Provided data
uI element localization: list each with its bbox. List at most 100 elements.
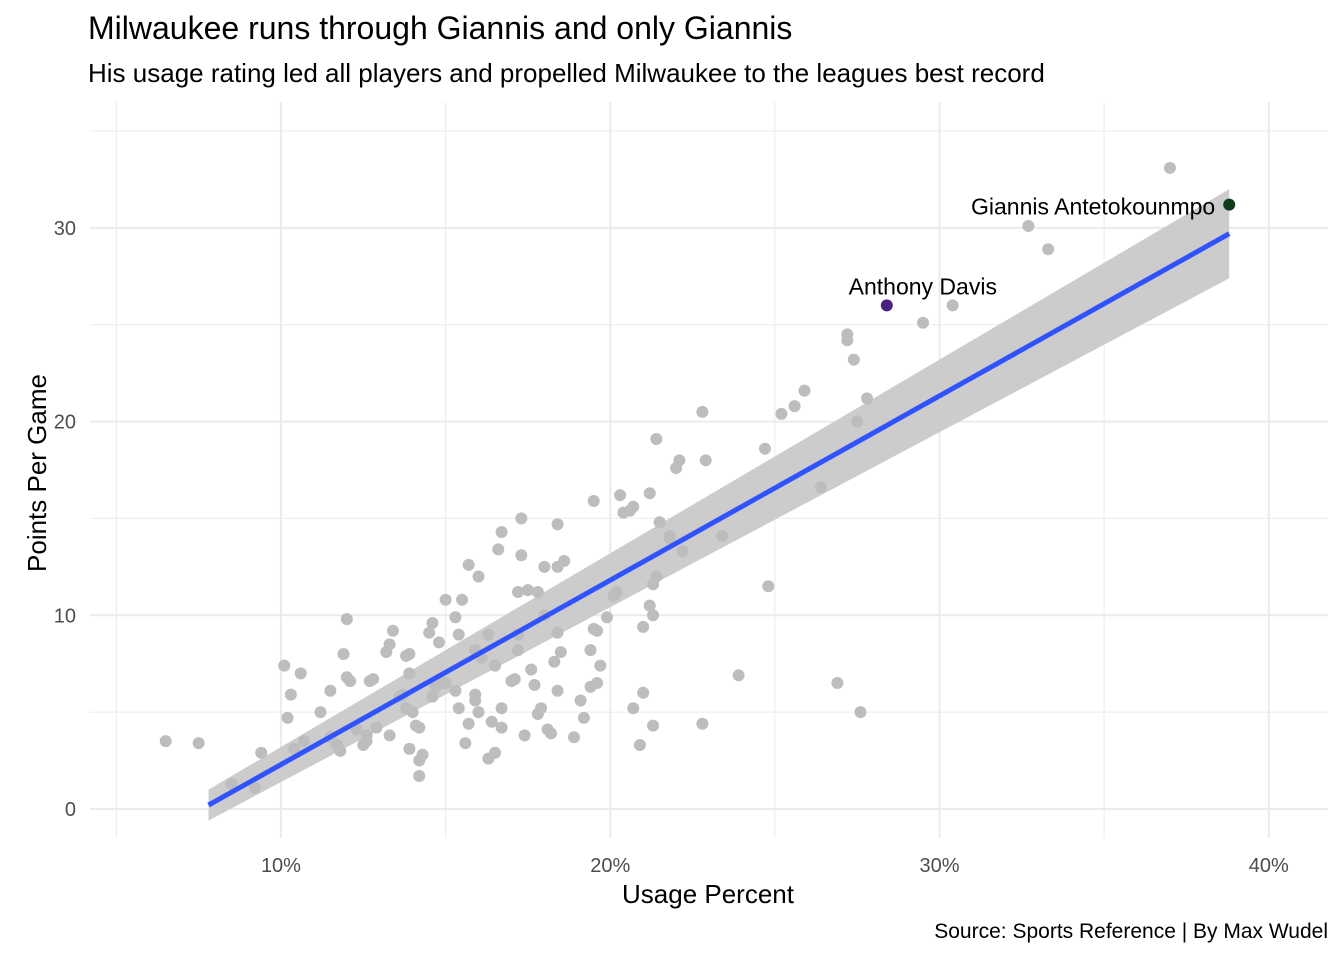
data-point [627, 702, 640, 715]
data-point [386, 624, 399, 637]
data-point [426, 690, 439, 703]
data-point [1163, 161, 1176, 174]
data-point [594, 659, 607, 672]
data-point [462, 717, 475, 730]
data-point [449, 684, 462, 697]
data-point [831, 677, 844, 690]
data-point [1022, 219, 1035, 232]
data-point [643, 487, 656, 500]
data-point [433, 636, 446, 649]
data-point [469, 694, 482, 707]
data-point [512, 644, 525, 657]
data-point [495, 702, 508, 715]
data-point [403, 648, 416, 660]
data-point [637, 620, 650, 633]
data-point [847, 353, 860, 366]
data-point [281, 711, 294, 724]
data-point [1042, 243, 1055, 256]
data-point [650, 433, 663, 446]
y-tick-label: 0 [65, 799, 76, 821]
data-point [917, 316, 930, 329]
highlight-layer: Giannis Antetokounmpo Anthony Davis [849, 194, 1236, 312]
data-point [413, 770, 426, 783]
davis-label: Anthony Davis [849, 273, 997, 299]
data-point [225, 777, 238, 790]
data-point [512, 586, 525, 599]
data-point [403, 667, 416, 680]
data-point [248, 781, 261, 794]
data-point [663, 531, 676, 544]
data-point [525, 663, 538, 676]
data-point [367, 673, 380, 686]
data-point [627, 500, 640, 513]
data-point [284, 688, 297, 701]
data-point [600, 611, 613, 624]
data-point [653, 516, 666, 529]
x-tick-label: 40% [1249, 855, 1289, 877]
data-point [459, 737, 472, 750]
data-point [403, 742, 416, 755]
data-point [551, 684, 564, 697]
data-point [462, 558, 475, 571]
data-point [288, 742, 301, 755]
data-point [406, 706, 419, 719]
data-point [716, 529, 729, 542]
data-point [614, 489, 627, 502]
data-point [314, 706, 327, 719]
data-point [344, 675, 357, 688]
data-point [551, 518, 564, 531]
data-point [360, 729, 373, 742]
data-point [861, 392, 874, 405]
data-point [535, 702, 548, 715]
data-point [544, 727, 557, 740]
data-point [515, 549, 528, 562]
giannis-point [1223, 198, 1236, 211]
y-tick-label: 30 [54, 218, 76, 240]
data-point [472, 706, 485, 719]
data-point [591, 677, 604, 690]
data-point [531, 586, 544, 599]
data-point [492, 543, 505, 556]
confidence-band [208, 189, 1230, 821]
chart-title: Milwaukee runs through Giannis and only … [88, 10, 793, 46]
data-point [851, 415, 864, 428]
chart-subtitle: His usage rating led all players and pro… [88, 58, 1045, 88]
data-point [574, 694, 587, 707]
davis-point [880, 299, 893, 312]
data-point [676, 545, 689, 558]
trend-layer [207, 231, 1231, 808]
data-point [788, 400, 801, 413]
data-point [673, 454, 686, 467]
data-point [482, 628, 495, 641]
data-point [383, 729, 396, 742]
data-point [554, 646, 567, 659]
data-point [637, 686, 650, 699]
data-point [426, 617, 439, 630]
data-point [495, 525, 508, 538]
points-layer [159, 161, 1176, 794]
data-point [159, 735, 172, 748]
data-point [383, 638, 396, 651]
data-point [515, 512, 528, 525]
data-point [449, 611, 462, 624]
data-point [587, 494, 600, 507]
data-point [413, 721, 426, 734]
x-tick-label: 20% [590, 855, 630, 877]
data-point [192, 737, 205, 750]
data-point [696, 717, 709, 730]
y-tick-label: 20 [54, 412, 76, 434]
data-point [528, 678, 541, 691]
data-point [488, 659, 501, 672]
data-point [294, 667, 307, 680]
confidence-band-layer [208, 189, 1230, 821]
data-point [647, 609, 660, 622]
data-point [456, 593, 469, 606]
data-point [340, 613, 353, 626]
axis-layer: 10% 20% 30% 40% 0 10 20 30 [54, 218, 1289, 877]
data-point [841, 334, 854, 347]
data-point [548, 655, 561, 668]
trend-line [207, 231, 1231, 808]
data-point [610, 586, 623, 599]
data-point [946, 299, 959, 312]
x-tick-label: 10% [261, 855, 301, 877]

Stated problem
Copy every line of the records above without changing a character, and leave the pictures out.

Answer to the problem
uI element localization: list each with its bbox. List at most 100 elements.
data-point [627, 702, 640, 715]
data-point [386, 624, 399, 637]
data-point [426, 690, 439, 703]
data-point [1163, 161, 1176, 174]
data-point [594, 659, 607, 672]
data-point [462, 717, 475, 730]
data-point [449, 684, 462, 697]
data-point [831, 677, 844, 690]
data-point [1022, 219, 1035, 232]
data-point [643, 487, 656, 500]
data-point [433, 636, 446, 649]
data-point [469, 694, 482, 707]
data-point [512, 644, 525, 657]
data-point [495, 702, 508, 715]
data-point [403, 648, 416, 660]
data-point [637, 620, 650, 633]
data-point [847, 353, 860, 366]
data-point [281, 711, 294, 724]
data-point [1042, 243, 1055, 256]
data-point [650, 433, 663, 446]
y-tick-label: 0 [65, 799, 76, 821]
data-point [917, 316, 930, 329]
highlight-layer: Giannis Antetokounmpo Anthony Davis [849, 194, 1236, 312]
data-point [413, 770, 426, 783]
davis-label: Anthony Davis [849, 273, 997, 299]
data-point [225, 777, 238, 790]
data-point [512, 586, 525, 599]
data-point [403, 667, 416, 680]
data-point [248, 781, 261, 794]
data-point [663, 531, 676, 544]
data-point [525, 663, 538, 676]
data-point [367, 673, 380, 686]
data-point [627, 500, 640, 513]
data-point [284, 688, 297, 701]
data-point [600, 611, 613, 624]
data-point [653, 516, 666, 529]
x-tick-label: 40% [1249, 855, 1289, 877]
data-point [459, 737, 472, 750]
data-point [403, 742, 416, 755]
data-point [551, 684, 564, 697]
data-point [462, 558, 475, 571]
data-point [288, 742, 301, 755]
data-point [406, 706, 419, 719]
data-point [716, 529, 729, 542]
data-point [614, 489, 627, 502]
data-point [314, 706, 327, 719]
data-point [344, 675, 357, 688]
data-point [551, 518, 564, 531]
data-point [360, 729, 373, 742]
data-point [861, 392, 874, 405]
data-point [535, 702, 548, 715]
data-point [544, 727, 557, 740]
data-point [515, 549, 528, 562]
giannis-point [1223, 198, 1236, 211]
y-tick-label: 30 [54, 218, 76, 240]
data-point [472, 706, 485, 719]
data-point [591, 677, 604, 690]
data-point [531, 586, 544, 599]
data-point [492, 543, 505, 556]
confidence-band [208, 189, 1230, 821]
chart-title: Milwaukee runs through Giannis and only … [88, 10, 793, 46]
data-point [851, 415, 864, 428]
chart-subtitle: His usage rating led all players and pro… [88, 58, 1045, 88]
data-point [574, 694, 587, 707]
davis-point [880, 299, 893, 312]
data-point [676, 545, 689, 558]
trend-layer [207, 231, 1231, 808]
data-point [788, 400, 801, 413]
data-point [673, 454, 686, 467]
data-point [482, 628, 495, 641]
data-point [383, 729, 396, 742]
data-point [554, 646, 567, 659]
data-point [637, 686, 650, 699]
data-point [426, 617, 439, 630]
data-point [495, 525, 508, 538]
points-layer [159, 161, 1176, 794]
data-point [159, 735, 172, 748]
data-point [383, 638, 396, 651]
data-point [515, 512, 528, 525]
data-point [449, 611, 462, 624]
data-point [587, 494, 600, 507]
data-point [413, 721, 426, 734]
x-tick-label: 20% [590, 855, 630, 877]
data-point [192, 737, 205, 750]
data-point [696, 717, 709, 730]
y-tick-label: 20 [54, 412, 76, 434]
data-point [528, 678, 541, 691]
data-point [488, 659, 501, 672]
data-point [294, 667, 307, 680]
confidence-band-layer [208, 189, 1230, 821]
data-point [647, 609, 660, 622]
data-point [456, 593, 469, 606]
data-point [340, 613, 353, 626]
axis-layer: 10% 20% 30% 40% 0 10 20 30 [54, 218, 1289, 877]
data-point [841, 334, 854, 347]
data-point [548, 655, 561, 668]
trend-line [207, 231, 1231, 808]
data-point [610, 586, 623, 599]
data-point [946, 299, 959, 312]
x-tick-label: 10% [261, 855, 301, 877]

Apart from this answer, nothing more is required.